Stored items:

-=-=-=-=-

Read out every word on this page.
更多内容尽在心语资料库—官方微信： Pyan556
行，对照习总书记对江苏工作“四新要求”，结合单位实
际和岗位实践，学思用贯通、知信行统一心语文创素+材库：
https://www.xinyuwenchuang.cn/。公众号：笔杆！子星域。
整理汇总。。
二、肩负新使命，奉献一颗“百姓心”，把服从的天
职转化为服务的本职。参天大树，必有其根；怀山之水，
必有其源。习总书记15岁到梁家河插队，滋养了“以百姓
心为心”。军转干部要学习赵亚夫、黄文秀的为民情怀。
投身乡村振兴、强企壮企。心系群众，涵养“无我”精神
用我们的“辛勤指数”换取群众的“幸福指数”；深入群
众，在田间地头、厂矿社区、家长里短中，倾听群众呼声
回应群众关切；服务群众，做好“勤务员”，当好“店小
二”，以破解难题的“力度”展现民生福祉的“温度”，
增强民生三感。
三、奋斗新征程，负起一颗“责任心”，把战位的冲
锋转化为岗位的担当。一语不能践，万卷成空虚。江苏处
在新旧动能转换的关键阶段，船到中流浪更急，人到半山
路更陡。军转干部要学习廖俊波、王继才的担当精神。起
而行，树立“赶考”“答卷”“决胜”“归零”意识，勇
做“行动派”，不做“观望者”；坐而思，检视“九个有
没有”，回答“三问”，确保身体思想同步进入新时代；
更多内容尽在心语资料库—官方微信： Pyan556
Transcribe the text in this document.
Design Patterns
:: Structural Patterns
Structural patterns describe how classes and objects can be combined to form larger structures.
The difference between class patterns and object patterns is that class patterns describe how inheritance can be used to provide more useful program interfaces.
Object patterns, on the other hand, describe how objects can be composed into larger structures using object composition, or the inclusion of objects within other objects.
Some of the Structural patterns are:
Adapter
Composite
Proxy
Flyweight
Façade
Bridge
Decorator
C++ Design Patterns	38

-=-=-=-=-

* _TASK DETAILS_: Every line from the one containing "Transcribe the text in this document." through the end of the entries above must be echoed exactly, with both ends kept.

* _FULL ANSWER_:
Transcribe the text in this document.
Design Patterns
:: Structural Patterns
Structural patterns describe how classes and objects can be combined to form larger structures.
The difference between class patterns and object patterns is that class patterns describe how inheritance can be used to provide more useful program interfaces.
Object patterns, on the other hand, describe how objects can be composed into larger structures using object composition, or the inclusion of objects within other objects.
Some of the Structural patterns are:
Adapter
Composite
Proxy
Flyweight
Façade
Bridge
Decorator
C++ Design Patterns	38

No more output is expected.